* [Task requirements]
Transcribe every line of the listing below without any deviation.

(Extracted data entries)

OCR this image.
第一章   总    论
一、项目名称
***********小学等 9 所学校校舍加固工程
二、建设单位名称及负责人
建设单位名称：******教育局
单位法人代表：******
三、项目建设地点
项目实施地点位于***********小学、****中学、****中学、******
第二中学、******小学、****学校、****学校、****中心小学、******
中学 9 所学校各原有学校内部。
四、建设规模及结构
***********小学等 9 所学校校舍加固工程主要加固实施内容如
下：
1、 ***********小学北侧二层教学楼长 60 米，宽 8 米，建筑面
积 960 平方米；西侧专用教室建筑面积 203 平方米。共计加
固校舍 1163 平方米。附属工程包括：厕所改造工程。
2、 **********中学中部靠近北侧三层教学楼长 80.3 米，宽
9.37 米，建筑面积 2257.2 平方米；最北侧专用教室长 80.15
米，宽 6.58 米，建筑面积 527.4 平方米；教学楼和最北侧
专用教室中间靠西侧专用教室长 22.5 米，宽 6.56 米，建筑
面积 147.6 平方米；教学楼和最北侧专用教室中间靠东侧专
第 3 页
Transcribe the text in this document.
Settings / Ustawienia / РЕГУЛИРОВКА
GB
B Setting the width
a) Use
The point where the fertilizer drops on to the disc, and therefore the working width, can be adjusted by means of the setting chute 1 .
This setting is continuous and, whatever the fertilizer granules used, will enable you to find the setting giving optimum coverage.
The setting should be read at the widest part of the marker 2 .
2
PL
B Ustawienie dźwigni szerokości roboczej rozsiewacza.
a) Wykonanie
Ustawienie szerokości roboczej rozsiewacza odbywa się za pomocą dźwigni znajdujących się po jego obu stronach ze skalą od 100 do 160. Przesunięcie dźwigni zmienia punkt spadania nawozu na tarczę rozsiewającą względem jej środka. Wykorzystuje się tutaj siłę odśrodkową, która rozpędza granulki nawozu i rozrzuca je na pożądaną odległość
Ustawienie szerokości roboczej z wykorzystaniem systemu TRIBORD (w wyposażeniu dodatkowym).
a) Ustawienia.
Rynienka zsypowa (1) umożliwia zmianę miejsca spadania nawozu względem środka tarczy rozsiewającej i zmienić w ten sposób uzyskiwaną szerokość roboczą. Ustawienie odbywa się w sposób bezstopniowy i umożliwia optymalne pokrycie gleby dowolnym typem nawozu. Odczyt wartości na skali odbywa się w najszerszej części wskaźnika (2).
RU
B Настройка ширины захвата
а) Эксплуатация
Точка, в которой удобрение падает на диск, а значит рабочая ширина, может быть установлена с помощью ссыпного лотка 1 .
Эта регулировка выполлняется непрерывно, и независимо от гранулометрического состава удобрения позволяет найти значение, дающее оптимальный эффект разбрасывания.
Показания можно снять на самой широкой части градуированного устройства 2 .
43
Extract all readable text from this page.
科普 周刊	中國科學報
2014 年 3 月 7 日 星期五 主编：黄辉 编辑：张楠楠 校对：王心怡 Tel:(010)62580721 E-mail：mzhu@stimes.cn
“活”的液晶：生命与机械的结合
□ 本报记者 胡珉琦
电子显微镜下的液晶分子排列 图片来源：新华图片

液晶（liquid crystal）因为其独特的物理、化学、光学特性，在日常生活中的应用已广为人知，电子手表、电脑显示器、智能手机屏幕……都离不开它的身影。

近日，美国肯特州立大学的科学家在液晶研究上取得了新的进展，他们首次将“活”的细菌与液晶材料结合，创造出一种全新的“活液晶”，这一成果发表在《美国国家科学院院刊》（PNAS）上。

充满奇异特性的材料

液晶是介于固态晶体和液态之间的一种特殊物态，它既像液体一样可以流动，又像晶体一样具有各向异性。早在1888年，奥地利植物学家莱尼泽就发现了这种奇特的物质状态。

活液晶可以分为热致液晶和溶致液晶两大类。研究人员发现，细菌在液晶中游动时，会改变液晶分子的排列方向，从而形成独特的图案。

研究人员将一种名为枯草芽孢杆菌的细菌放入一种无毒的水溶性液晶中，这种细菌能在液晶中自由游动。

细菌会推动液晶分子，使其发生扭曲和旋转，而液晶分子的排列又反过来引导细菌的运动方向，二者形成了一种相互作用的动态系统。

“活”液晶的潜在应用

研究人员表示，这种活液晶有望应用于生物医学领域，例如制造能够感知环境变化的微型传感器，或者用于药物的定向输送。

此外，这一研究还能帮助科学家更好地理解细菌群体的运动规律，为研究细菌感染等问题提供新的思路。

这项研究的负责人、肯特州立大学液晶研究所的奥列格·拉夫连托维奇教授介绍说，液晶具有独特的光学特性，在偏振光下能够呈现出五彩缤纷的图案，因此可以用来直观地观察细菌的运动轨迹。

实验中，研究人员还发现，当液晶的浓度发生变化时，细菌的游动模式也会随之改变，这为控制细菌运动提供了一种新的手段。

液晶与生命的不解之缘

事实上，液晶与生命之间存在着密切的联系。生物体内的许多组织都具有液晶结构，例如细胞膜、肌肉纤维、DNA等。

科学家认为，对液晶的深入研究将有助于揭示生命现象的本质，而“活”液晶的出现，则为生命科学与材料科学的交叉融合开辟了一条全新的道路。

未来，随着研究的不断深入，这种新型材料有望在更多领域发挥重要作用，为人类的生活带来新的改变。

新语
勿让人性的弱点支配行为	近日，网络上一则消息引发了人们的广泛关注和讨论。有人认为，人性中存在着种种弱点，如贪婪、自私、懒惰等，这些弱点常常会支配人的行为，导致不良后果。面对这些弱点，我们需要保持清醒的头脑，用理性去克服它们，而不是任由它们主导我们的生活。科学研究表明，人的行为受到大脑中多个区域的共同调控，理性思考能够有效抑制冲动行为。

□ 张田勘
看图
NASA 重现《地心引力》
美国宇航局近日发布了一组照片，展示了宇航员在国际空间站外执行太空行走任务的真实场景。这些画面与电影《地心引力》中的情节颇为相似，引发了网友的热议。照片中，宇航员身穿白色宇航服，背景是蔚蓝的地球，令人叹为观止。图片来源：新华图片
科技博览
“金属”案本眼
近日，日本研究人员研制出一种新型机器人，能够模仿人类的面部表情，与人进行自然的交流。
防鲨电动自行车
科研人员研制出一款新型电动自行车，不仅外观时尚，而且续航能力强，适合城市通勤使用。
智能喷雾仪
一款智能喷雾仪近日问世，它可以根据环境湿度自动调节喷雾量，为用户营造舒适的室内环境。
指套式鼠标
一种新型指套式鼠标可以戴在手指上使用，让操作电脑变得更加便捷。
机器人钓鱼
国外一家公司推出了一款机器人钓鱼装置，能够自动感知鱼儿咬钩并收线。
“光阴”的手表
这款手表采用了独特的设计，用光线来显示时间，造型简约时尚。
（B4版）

* [Solution to this task]
OCR this image.
第一章   总    论
一、项目名称
***********小学等 9 所学校校舍加固工程
二、建设单位名称及负责人
建设单位名称：******教育局
单位法人代表：******
三、项目建设地点
项目实施地点位于***********小学、****中学、****中学、******
第二中学、******小学、****学校、****学校、****中心小学、******
中学 9 所学校各原有学校内部。
四、建设规模及结构
***********小学等 9 所学校校舍加固工程主要加固实施内容如
下：
1、 ***********小学北侧二层教学楼长 60 米，宽 8 米，建筑面
积 960 平方米；西侧专用教室建筑面积 203 平方米。共计加
固校舍 1163 平方米。附属工程包括：厕所改造工程。
2、 **********中学中部靠近北侧三层教学楼长 80.3 米，宽
9.37 米，建筑面积 2257.2 平方米；最北侧专用教室长 80.15
米，宽 6.58 米，建筑面积 527.4 平方米；教学楼和最北侧
专用教室中间靠西侧专用教室长 22.5 米，宽 6.56 米，建筑
面积 147.6 平方米；教学楼和最北侧专用教室中间靠东侧专
第 3 页
Transcribe the text in this document.
Settings / Ustawienia / РЕГУЛИРОВКА
GB
B Setting the width
a) Use
The point where the fertilizer drops on to the disc, and therefore the working width, can be adjusted by means of the setting chute 1 .
This setting is continuous and, whatever the fertilizer granules used, will enable you to find the setting giving optimum coverage.
The setting should be read at the widest part of the marker 2 .
2
PL
B Ustawienie dźwigni szerokości roboczej rozsiewacza.
a) Wykonanie
Ustawienie szerokości roboczej rozsiewacza odbywa się za pomocą dźwigni znajdujących się po jego obu stronach ze skalą od 100 do 160. Przesunięcie dźwigni zmienia punkt spadania nawozu na tarczę rozsiewającą względem jej środka. Wykorzystuje się tutaj siłę odśrodkową, która rozpędza granulki nawozu i rozrzuca je na pożądaną odległość
Ustawienie szerokości roboczej z wykorzystaniem systemu TRIBORD (w wyposażeniu dodatkowym).
a) Ustawienia.
Rynienka zsypowa (1) umożliwia zmianę miejsca spadania nawozu względem środka tarczy rozsiewającej i zmienić w ten sposób uzyskiwaną szerokość roboczą. Ustawienie odbywa się w sposób bezstopniowy i umożliwia optymalne pokrycie gleby dowolnym typem nawozu. Odczyt wartości na skali odbywa się w najszerszej części wskaźnika (2).
RU
B Настройка ширины захвата
а) Эксплуатация
Точка, в которой удобрение падает на диск, а значит рабочая ширина, может быть установлена с помощью ссыпного лотка 1 .
Эта регулировка выполлняется непрерывно, и независимо от гранулометрического состава удобрения позволяет найти значение, дающее оптимальный эффект разбрасывания.
Показания можно снять на самой широкой части градуированного устройства 2 .
43
Extract all readable text from this page.
科普 周刊	中國科學報
2014 年 3 月 7 日 星期五 主编：黄辉 编辑：张楠楠 校对：王心怡 Tel:(010)62580721 E-mail：mzhu@stimes.cn
“活”的液晶：生命与机械的结合
□ 本报记者 胡珉琦
电子显微镜下的液晶分子排列 图片来源：新华图片

液晶（liquid crystal）因为其独特的物理、化学、光学特性，在日常生活中的应用已广为人知，电子手表、电脑显示器、智能手机屏幕……都离不开它的身影。

近日，美国肯特州立大学的科学家在液晶研究上取得了新的进展，他们首次将“活”的细菌与液晶材料结合，创造出一种全新的“活液晶”，这一成果发表在《美国国家科学院院刊》（PNAS）上。

充满奇异特性的材料

液晶是介于固态晶体和液态之间的一种特殊物态，它既像液体一样可以流动，又像晶体一样具有各向异性。早在1888年，奥地利植物学家莱尼泽就发现了这种奇特的物质状态。

活液晶可以分为热致液晶和溶致液晶两大类。研究人员发现，细菌在液晶中游动时，会改变液晶分子的排列方向，从而形成独特的图案。

研究人员将一种名为枯草芽孢杆菌的细菌放入一种无毒的水溶性液晶中，这种细菌能在液晶中自由游动。

细菌会推动液晶分子，使其发生扭曲和旋转，而液晶分子的排列又反过来引导细菌的运动方向，二者形成了一种相互作用的动态系统。

“活”液晶的潜在应用

研究人员表示，这种活液晶有望应用于生物医学领域，例如制造能够感知环境变化的微型传感器，或者用于药物的定向输送。

此外，这一研究还能帮助科学家更好地理解细菌群体的运动规律，为研究细菌感染等问题提供新的思路。

这项研究的负责人、肯特州立大学液晶研究所的奥列格·拉夫连托维奇教授介绍说，液晶具有独特的光学特性，在偏振光下能够呈现出五彩缤纷的图案，因此可以用来直观地观察细菌的运动轨迹。

实验中，研究人员还发现，当液晶的浓度发生变化时，细菌的游动模式也会随之改变，这为控制细菌运动提供了一种新的手段。

液晶与生命的不解之缘

事实上，液晶与生命之间存在着密切的联系。生物体内的许多组织都具有液晶结构，例如细胞膜、肌肉纤维、DNA等。

科学家认为，对液晶的深入研究将有助于揭示生命现象的本质，而“活”液晶的出现，则为生命科学与材料科学的交叉融合开辟了一条全新的道路。

未来，随着研究的不断深入，这种新型材料有望在更多领域发挥重要作用，为人类的生活带来新的改变。

新语
勿让人性的弱点支配行为	近日，网络上一则消息引发了人们的广泛关注和讨论。有人认为，人性中存在着种种弱点，如贪婪、自私、懒惰等，这些弱点常常会支配人的行为，导致不良后果。面对这些弱点，我们需要保持清醒的头脑，用理性去克服它们，而不是任由它们主导我们的生活。科学研究表明，人的行为受到大脑中多个区域的共同调控，理性思考能够有效抑制冲动行为。

□ 张田勘
看图
NASA 重现《地心引力》
美国宇航局近日发布了一组照片，展示了宇航员在国际空间站外执行太空行走任务的真实场景。这些画面与电影《地心引力》中的情节颇为相似，引发了网友的热议。照片中，宇航员身穿白色宇航服，背景是蔚蓝的地球，令人叹为观止。图片来源：新华图片
科技博览
“金属”案本眼
近日，日本研究人员研制出一种新型机器人，能够模仿人类的面部表情，与人进行自然的交流。
防鲨电动自行车
科研人员研制出一款新型电动自行车，不仅外观时尚，而且续航能力强，适合城市通勤使用。
智能喷雾仪
一款智能喷雾仪近日问世，它可以根据环境湿度自动调节喷雾量，为用户营造舒适的室内环境。
指套式鼠标
一种新型指套式鼠标可以戴在手指上使用，让操作电脑变得更加便捷。
机器人钓鱼
国外一家公司推出了一款机器人钓鱼装置，能够自动感知鱼儿咬钩并收线。
“光阴”的手表
这款手表采用了独特的设计，用光线来显示时间，造型简约时尚。
（B4版）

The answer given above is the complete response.